WORK INSTRUCTIONS:
Write out every entry, unchanged. Skip any picture.
-- Start THE INPUT --
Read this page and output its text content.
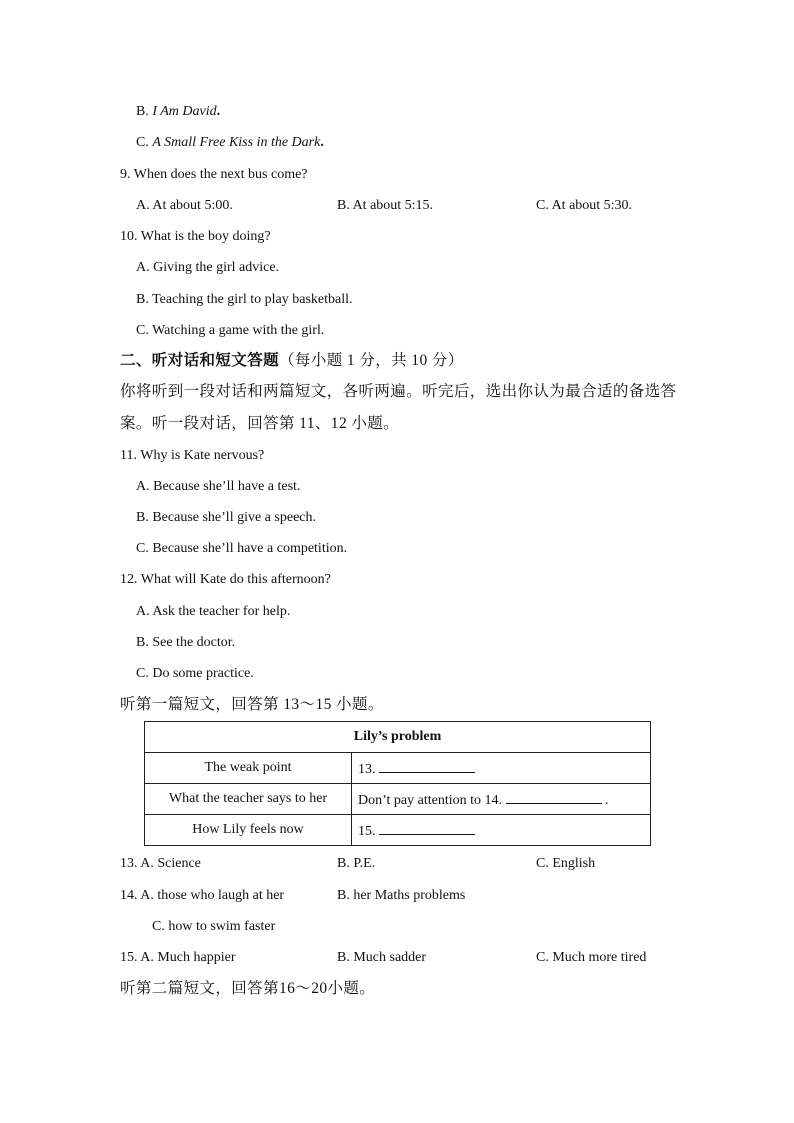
B. I Am David.
C. A Small Free Kiss in the Dark.
9. When does the next bus come?
A. At about 5:00.	B. At about 5:15.	C. At about 5:30.
10. What is the boy doing?
A. Giving the girl advice.
B. Teaching the girl to play basketball.
C. Watching a game with the girl.
二、听对话和短文答题（每小题 1 分，共 10 分）
你将听到一段对话和两篇短文，各听两遍。听完后，选出你认为最合适的备选答
案。听一段对话，回答第 11、12 小题。
11. Why is Kate nervous?
A. Because she’ll have a test.
B. Because she’ll give a speech.
C. Because she’ll have a competition.
12. What will Kate do this afternoon?
A. Ask the teacher for help.
B. See the doctor.
C. Do some practice.
听第一篇短文，回答第 13～15 小题。
Lily’s problem	
The weak point	13.
What the teacher says to her	Don’t pay attention to 14. .
How Lily feels now	15.
13. A. Science	B. P.E.	C. English
14. A. those who laugh at her	B. her Maths problems
C. how to swim faster
15. A. Much happier	B. Much sadder	C. Much more tired
听第二篇短文，回答第16～20小题。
-- End THE INPUT --
FINISHED TASK:
Read this page and output its text content.
B. I Am David.
C. A Small Free Kiss in the Dark.
9. When does the next bus come?
A. At about 5:00.	B. At about 5:15.	C. At about 5:30.
10. What is the boy doing?
A. Giving the girl advice.
B. Teaching the girl to play basketball.
C. Watching a game with the girl.
二、听对话和短文答题（每小题 1 分，共 10 分）
你将听到一段对话和两篇短文，各听两遍。听完后，选出你认为最合适的备选答
案。听一段对话，回答第 11、12 小题。
11. Why is Kate nervous?
A. Because she’ll have a test.
B. Because she’ll give a speech.
C. Because she’ll have a competition.
12. What will Kate do this afternoon?
A. Ask the teacher for help.
B. See the doctor.
C. Do some practice.
听第一篇短文，回答第 13～15 小题。
Lily’s problem	
The weak point	13.
What the teacher says to her	Don’t pay attention to 14. .
How Lily feels now	15.
13. A. Science	B. P.E.	C. English
14. A. those who laugh at her	B. her Maths problems
C. how to swim faster
15. A. Much happier	B. Much sadder	C. Much more tired
听第二篇短文，回答第16～20小题。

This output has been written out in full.